EXERCISE DETAILS – Pick out every line of the entries below where "εἶναι" occurs, and copy those lines.

DATASET CONTENT –

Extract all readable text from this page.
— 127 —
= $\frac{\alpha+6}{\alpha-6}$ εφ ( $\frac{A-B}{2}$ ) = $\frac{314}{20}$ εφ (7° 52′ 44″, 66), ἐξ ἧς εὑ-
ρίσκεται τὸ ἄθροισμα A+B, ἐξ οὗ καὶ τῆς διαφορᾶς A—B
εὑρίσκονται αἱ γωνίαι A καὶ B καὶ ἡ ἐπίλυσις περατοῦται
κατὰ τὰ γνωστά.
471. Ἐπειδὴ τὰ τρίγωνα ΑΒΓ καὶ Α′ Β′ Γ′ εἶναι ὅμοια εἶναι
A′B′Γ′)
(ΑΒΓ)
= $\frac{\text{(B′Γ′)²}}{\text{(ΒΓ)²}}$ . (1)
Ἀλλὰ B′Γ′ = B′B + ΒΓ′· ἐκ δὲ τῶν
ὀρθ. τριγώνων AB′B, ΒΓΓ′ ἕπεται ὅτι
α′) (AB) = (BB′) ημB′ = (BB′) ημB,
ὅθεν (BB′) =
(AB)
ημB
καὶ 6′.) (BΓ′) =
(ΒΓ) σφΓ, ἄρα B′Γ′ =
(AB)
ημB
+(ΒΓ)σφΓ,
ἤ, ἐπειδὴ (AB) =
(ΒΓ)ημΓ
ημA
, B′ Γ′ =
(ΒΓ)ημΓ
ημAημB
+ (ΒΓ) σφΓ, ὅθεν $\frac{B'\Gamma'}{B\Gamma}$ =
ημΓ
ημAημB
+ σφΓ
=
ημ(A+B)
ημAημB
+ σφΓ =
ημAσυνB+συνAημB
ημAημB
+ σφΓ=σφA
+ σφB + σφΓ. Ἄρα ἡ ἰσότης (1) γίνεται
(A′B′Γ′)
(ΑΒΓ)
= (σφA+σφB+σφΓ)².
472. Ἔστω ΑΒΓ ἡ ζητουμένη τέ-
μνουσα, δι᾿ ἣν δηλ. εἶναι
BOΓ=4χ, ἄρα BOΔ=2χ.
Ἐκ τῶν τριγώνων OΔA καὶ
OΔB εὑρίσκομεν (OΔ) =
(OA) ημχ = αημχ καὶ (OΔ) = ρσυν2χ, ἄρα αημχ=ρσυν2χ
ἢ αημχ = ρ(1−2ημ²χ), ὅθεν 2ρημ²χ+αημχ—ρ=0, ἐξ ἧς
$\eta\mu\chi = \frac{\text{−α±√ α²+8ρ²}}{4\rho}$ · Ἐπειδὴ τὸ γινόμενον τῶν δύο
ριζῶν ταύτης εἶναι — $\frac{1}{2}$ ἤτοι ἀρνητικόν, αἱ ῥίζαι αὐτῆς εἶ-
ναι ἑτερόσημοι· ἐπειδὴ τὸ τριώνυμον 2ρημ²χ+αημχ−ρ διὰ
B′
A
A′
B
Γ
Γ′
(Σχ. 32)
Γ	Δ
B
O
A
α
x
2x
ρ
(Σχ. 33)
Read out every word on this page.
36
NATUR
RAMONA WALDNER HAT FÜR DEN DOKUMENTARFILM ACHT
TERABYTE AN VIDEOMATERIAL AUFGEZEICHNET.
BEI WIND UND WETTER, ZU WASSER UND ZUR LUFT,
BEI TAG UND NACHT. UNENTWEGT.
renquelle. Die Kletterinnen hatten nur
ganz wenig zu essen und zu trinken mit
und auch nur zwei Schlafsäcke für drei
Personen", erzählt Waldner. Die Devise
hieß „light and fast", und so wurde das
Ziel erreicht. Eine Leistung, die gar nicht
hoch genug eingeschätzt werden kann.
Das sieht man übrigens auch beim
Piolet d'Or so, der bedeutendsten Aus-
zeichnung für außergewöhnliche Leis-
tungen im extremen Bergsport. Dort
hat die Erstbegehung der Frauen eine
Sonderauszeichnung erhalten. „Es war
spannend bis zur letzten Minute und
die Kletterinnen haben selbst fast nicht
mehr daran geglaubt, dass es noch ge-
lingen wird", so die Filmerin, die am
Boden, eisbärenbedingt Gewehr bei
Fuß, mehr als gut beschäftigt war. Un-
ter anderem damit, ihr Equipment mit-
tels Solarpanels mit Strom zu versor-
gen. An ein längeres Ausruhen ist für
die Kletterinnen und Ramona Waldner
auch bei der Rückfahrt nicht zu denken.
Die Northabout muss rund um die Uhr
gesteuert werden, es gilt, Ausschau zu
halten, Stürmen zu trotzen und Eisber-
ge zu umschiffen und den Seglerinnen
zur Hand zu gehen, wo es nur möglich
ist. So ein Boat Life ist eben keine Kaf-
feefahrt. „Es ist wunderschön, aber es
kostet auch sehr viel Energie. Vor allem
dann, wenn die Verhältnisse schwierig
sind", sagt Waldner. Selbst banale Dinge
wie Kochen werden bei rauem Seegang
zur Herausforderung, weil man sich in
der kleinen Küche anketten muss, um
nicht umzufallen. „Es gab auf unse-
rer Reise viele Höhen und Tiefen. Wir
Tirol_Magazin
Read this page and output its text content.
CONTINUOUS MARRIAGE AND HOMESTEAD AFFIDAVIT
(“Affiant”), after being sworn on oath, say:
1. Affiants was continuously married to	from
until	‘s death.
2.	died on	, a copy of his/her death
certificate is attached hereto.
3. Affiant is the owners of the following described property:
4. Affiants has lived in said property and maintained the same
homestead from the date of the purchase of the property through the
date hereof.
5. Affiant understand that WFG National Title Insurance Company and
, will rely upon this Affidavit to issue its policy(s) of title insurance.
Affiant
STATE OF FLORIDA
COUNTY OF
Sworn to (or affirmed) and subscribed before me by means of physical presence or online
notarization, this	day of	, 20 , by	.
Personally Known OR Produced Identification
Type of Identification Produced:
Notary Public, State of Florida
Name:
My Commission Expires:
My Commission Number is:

TASK RESULT –
471. Ἐπειδὴ τὰ τρίγωνα ΑΒΓ καὶ Α′ Β′ Γ′ εἶναι ὅμοια εἶναι
μνουσα, δι᾿ ἣν δηλ. εἶναι
ριζῶν ταύτης εἶναι — $\frac{1}{2}$ ἤτοι ἀρνητικόν, αἱ ῥίζαι αὐτῆς εἶ-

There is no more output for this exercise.